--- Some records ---
• • •

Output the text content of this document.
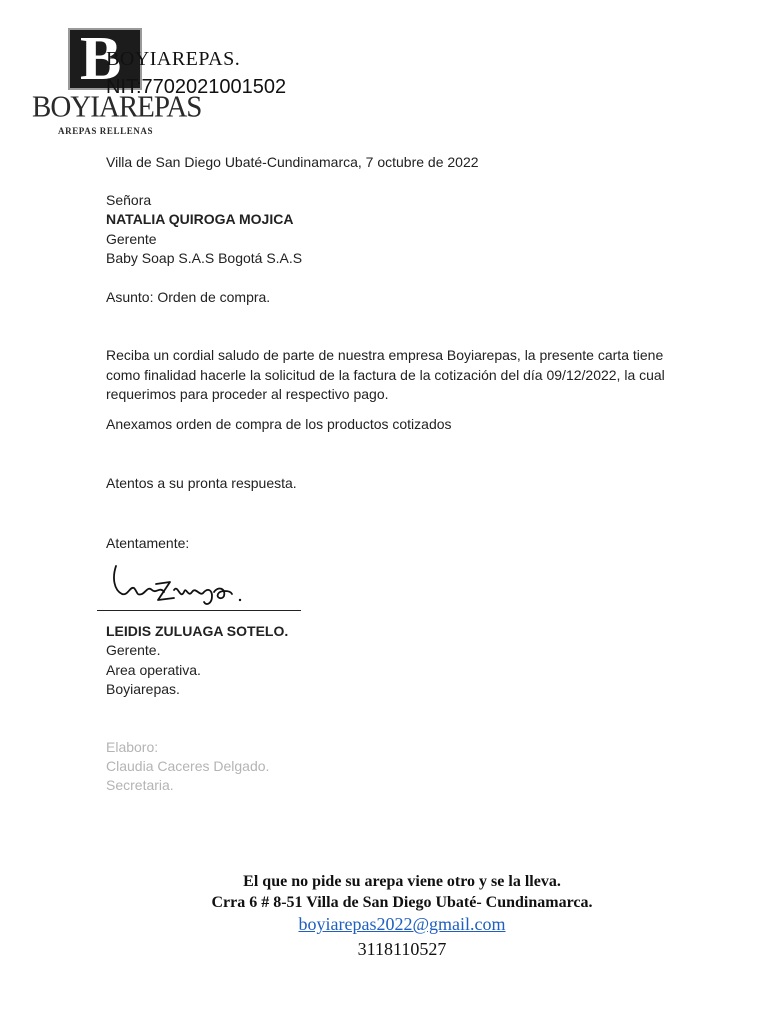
B
BOYIAREPAS
AREPAS RELLENAS
BOYIAREPAS.
NIT:7702021001502
Villa de San Diego Ubaté-Cundinamarca, 7 octubre de 2022
Señora
NATALIA QUIROGA MOJICA
Gerente
Baby Soap S.A.S Bogotá S.A.S
Asunto: Orden de compra.
Reciba un cordial saludo de parte de nuestra empresa Boyiarepas, la presente carta tiene como finalidad hacerle la solicitud de la factura de la cotización del día 09/12/2022, la cual requerimos para proceder al respectivo pago.
Anexamos orden de compra de los productos cotizados
Atentos a su pronta respuesta.
Atentamente:
LEIDIS ZULUAGA SOTELO.
Gerente.
Area operativa.
Boyiarepas.
Elaboro:
Claudia Caceres Delgado.
Secretaria.
El que no pide su arepa viene otro y se la lleva.
Crra 6 # 8-51 Villa de San Diego Ubaté- Cundinamarca.
boyiarepas2022@gmail.com
3118110527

• • •

--- Required work ---
Restate the data above exactly, stripping out each image.

--- Reply ---
Output the text content of this document.
B
BOYIAREPAS
AREPAS RELLENAS
BOYIAREPAS.
NIT:7702021001502
Villa de San Diego Ubaté-Cundinamarca, 7 octubre de 2022
Señora
NATALIA QUIROGA MOJICA
Gerente
Baby Soap S.A.S Bogotá S.A.S
Asunto: Orden de compra.
Reciba un cordial saludo de parte de nuestra empresa Boyiarepas, la presente carta tiene como finalidad hacerle la solicitud de la factura de la cotización del día 09/12/2022, la cual requerimos para proceder al respectivo pago.
Anexamos orden de compra de los productos cotizados
Atentos a su pronta respuesta.
Atentamente:
LEIDIS ZULUAGA SOTELO.
Gerente.
Area operativa.
Boyiarepas.
Elaboro:
Claudia Caceres Delgado.
Secretaria.
El que no pide su arepa viene otro y se la lleva.
Crra 6 # 8-51 Villa de San Diego Ubaté- Cundinamarca.
boyiarepas2022@gmail.com
3118110527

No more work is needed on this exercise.